▸ **WHAT IS BEING ASKED**
Give the number of lines that include the word "SRMTID", nothing more.

▸ **Records from a data source**

+ + + + + + +

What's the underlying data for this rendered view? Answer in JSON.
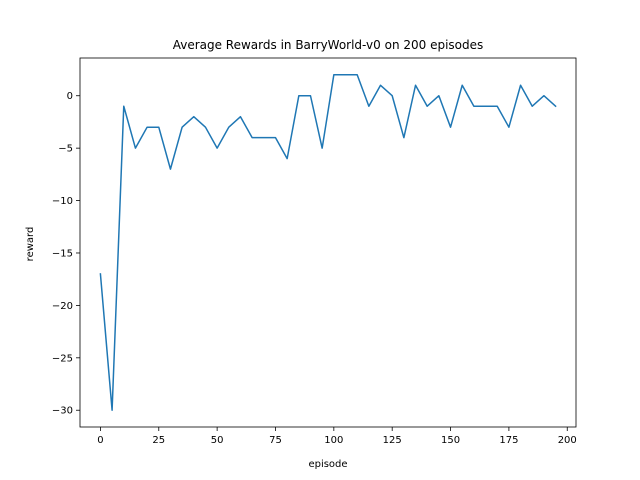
{
  "chart_data": {
    "type": "line",
    "title": "Average Rewards in BarryWorld-v0 on 200 episodes",
    "xlabel": "episode",
    "ylabel": "reward",
    "xlim": [
      -8.75,
      203.75
    ],
    "ylim": [
      -31.6,
      3.6
    ],
    "xticks": [
      0,
      25,
      50,
      75,
      100,
      125,
      150,
      175,
      200
    ],
    "yticks": [
      -30,
      -25,
      -20,
      -15,
      -10,
      -5,
      0
    ],
    "grid": false,
    "legend": "none",
    "series": [
      {
        "color": "#1f77b4",
        "x": [
          0,
          5,
          10,
          15,
          20,
          25,
          30,
          35,
          40,
          45,
          50,
          55,
          60,
          65,
          70,
          75,
          80,
          85,
          90,
          95,
          100,
          105,
          110,
          115,
          120,
          125,
          130,
          135,
          140,
          145,
          150,
          155,
          160,
          165,
          170,
          175,
          180,
          185,
          190,
          195
        ],
        "y": [
          -17,
          -30,
          -1,
          -5,
          -3,
          -3,
          -7,
          -3,
          -2,
          -3,
          -5,
          -3,
          -2,
          -4,
          -4,
          -4,
          -6,
          0,
          0,
          -5,
          2,
          2,
          2,
          -1,
          1,
          0,
          -4,
          1,
          -1,
          0,
          -3,
          1,
          -1,
          -1,
          -1,
          -3,
          1,
          -1,
          0,
          -1
        ]
      }
    ]
  }
}
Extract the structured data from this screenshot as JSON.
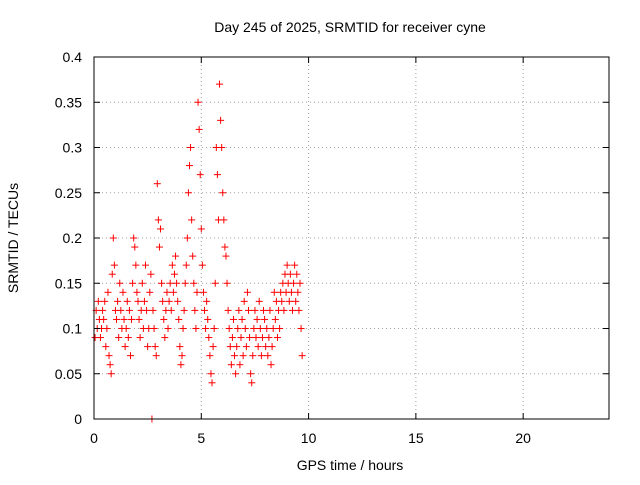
{
  "chart_data": {
    "type": "scatter",
    "title": "Day 245 of 2025, SRMTID for receiver cyne",
    "xlabel": "GPS time / hours",
    "ylabel": "SRMTID / TECUs",
    "xlim": [
      0,
      24
    ],
    "ylim": [
      0,
      0.4
    ],
    "xticks": [
      0,
      5,
      10,
      15,
      20
    ],
    "xtick_labels": [
      "0",
      "5",
      "10",
      "15",
      "20"
    ],
    "yticks": [
      0,
      0.05,
      0.1,
      0.15,
      0.2,
      0.25,
      0.3,
      0.35,
      0.4
    ],
    "ytick_labels": [
      "0",
      "0.05",
      "0.1",
      "0.15",
      "0.2",
      "0.25",
      "0.3",
      "0.35",
      "0.4"
    ],
    "grid": true,
    "marker": "plus",
    "color": "#ff0000",
    "series": [
      {
        "name": "SRMTID",
        "points": [
          [
            0.05,
            0.09
          ],
          [
            0.1,
            0.12
          ],
          [
            0.15,
            0.1
          ],
          [
            0.2,
            0.13
          ],
          [
            0.25,
            0.11
          ],
          [
            0.3,
            0.09
          ],
          [
            0.35,
            0.1
          ],
          [
            0.4,
            0.12
          ],
          [
            0.45,
            0.11
          ],
          [
            0.5,
            0.13
          ],
          [
            0.55,
            0.08
          ],
          [
            0.6,
            0.1
          ],
          [
            0.65,
            0.14
          ],
          [
            0.7,
            0.07
          ],
          [
            0.75,
            0.06
          ],
          [
            0.8,
            0.05
          ],
          [
            0.85,
            0.16
          ],
          [
            0.9,
            0.2
          ],
          [
            0.95,
            0.17
          ],
          [
            1.0,
            0.12
          ],
          [
            1.05,
            0.11
          ],
          [
            1.1,
            0.13
          ],
          [
            1.15,
            0.09
          ],
          [
            1.2,
            0.15
          ],
          [
            1.25,
            0.12
          ],
          [
            1.3,
            0.1
          ],
          [
            1.35,
            0.14
          ],
          [
            1.4,
            0.11
          ],
          [
            1.45,
            0.08
          ],
          [
            1.5,
            0.1
          ],
          [
            1.55,
            0.13
          ],
          [
            1.6,
            0.09
          ],
          [
            1.65,
            0.12
          ],
          [
            1.7,
            0.07
          ],
          [
            1.75,
            0.11
          ],
          [
            1.8,
            0.15
          ],
          [
            1.85,
            0.2
          ],
          [
            1.9,
            0.19
          ],
          [
            1.95,
            0.17
          ],
          [
            2.0,
            0.14
          ],
          [
            2.05,
            0.13
          ],
          [
            2.1,
            0.11
          ],
          [
            2.15,
            0.09
          ],
          [
            2.2,
            0.12
          ],
          [
            2.25,
            0.15
          ],
          [
            2.3,
            0.1
          ],
          [
            2.35,
            0.13
          ],
          [
            2.4,
            0.17
          ],
          [
            2.45,
            0.12
          ],
          [
            2.5,
            0.08
          ],
          [
            2.55,
            0.1
          ],
          [
            2.6,
            0.14
          ],
          [
            2.65,
            0.16
          ],
          [
            2.7,
            0.0
          ],
          [
            2.75,
            0.12
          ],
          [
            2.8,
            0.1
          ],
          [
            2.85,
            0.08
          ],
          [
            2.9,
            0.07
          ],
          [
            2.95,
            0.26
          ],
          [
            3.0,
            0.22
          ],
          [
            3.05,
            0.19
          ],
          [
            3.1,
            0.21
          ],
          [
            3.15,
            0.15
          ],
          [
            3.2,
            0.13
          ],
          [
            3.25,
            0.11
          ],
          [
            3.3,
            0.09
          ],
          [
            3.35,
            0.12
          ],
          [
            3.4,
            0.14
          ],
          [
            3.45,
            0.1
          ],
          [
            3.5,
            0.13
          ],
          [
            3.55,
            0.15
          ],
          [
            3.6,
            0.12
          ],
          [
            3.65,
            0.17
          ],
          [
            3.7,
            0.14
          ],
          [
            3.75,
            0.16
          ],
          [
            3.8,
            0.18
          ],
          [
            3.85,
            0.15
          ],
          [
            3.9,
            0.13
          ],
          [
            3.95,
            0.11
          ],
          [
            4.0,
            0.08
          ],
          [
            4.05,
            0.06
          ],
          [
            4.1,
            0.07
          ],
          [
            4.15,
            0.1
          ],
          [
            4.2,
            0.12
          ],
          [
            4.25,
            0.15
          ],
          [
            4.3,
            0.17
          ],
          [
            4.35,
            0.2
          ],
          [
            4.4,
            0.25
          ],
          [
            4.45,
            0.28
          ],
          [
            4.5,
            0.3
          ],
          [
            4.55,
            0.22
          ],
          [
            4.6,
            0.18
          ],
          [
            4.65,
            0.15
          ],
          [
            4.7,
            0.12
          ],
          [
            4.75,
            0.1
          ],
          [
            4.8,
            0.14
          ],
          [
            4.85,
            0.35
          ],
          [
            4.9,
            0.32
          ],
          [
            4.95,
            0.27
          ],
          [
            5.0,
            0.21
          ],
          [
            5.05,
            0.17
          ],
          [
            5.1,
            0.14
          ],
          [
            5.15,
            0.12
          ],
          [
            5.2,
            0.1
          ],
          [
            5.25,
            0.13
          ],
          [
            5.3,
            0.11
          ],
          [
            5.35,
            0.09
          ],
          [
            5.4,
            0.07
          ],
          [
            5.45,
            0.05
          ],
          [
            5.5,
            0.04
          ],
          [
            5.55,
            0.08
          ],
          [
            5.6,
            0.1
          ],
          [
            5.65,
            0.15
          ],
          [
            5.7,
            0.3
          ],
          [
            5.75,
            0.27
          ],
          [
            5.8,
            0.22
          ],
          [
            5.85,
            0.37
          ],
          [
            5.9,
            0.33
          ],
          [
            5.95,
            0.3
          ],
          [
            6.0,
            0.25
          ],
          [
            6.05,
            0.22
          ],
          [
            6.1,
            0.19
          ],
          [
            6.15,
            0.18
          ],
          [
            6.2,
            0.15
          ],
          [
            6.25,
            0.12
          ],
          [
            6.3,
            0.1
          ],
          [
            6.35,
            0.08
          ],
          [
            6.4,
            0.06
          ],
          [
            6.45,
            0.09
          ],
          [
            6.5,
            0.11
          ],
          [
            6.55,
            0.07
          ],
          [
            6.6,
            0.05
          ],
          [
            6.65,
            0.08
          ],
          [
            6.7,
            0.1
          ],
          [
            6.75,
            0.12
          ],
          [
            6.8,
            0.06
          ],
          [
            6.85,
            0.09
          ],
          [
            6.9,
            0.11
          ],
          [
            6.95,
            0.07
          ],
          [
            7.0,
            0.13
          ],
          [
            7.05,
            0.1
          ],
          [
            7.1,
            0.08
          ],
          [
            7.15,
            0.14
          ],
          [
            7.2,
            0.12
          ],
          [
            7.25,
            0.09
          ],
          [
            7.3,
            0.05
          ],
          [
            7.35,
            0.04
          ],
          [
            7.4,
            0.07
          ],
          [
            7.45,
            0.1
          ],
          [
            7.5,
            0.12
          ],
          [
            7.55,
            0.09
          ],
          [
            7.6,
            0.11
          ],
          [
            7.65,
            0.08
          ],
          [
            7.7,
            0.13
          ],
          [
            7.75,
            0.1
          ],
          [
            7.8,
            0.07
          ],
          [
            7.85,
            0.09
          ],
          [
            7.9,
            0.12
          ],
          [
            7.95,
            0.11
          ],
          [
            8.0,
            0.08
          ],
          [
            8.05,
            0.1
          ],
          [
            8.1,
            0.07
          ],
          [
            8.15,
            0.09
          ],
          [
            8.2,
            0.12
          ],
          [
            8.25,
            0.06
          ],
          [
            8.3,
            0.08
          ],
          [
            8.35,
            0.1
          ],
          [
            8.4,
            0.14
          ],
          [
            8.45,
            0.11
          ],
          [
            8.5,
            0.13
          ],
          [
            8.55,
            0.09
          ],
          [
            8.6,
            0.12
          ],
          [
            8.65,
            0.1
          ],
          [
            8.7,
            0.14
          ],
          [
            8.75,
            0.13
          ],
          [
            8.8,
            0.15
          ],
          [
            8.85,
            0.12
          ],
          [
            8.9,
            0.16
          ],
          [
            8.95,
            0.14
          ],
          [
            9.0,
            0.17
          ],
          [
            9.05,
            0.15
          ],
          [
            9.1,
            0.13
          ],
          [
            9.15,
            0.16
          ],
          [
            9.2,
            0.14
          ],
          [
            9.25,
            0.12
          ],
          [
            9.3,
            0.15
          ],
          [
            9.35,
            0.17
          ],
          [
            9.4,
            0.13
          ],
          [
            9.45,
            0.16
          ],
          [
            9.5,
            0.14
          ],
          [
            9.55,
            0.12
          ],
          [
            9.6,
            0.15
          ],
          [
            9.65,
            0.1
          ],
          [
            9.7,
            0.07
          ]
        ]
      }
    ]
  }
}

+ + + + + + +

▸ **FULL SOLUTION**
3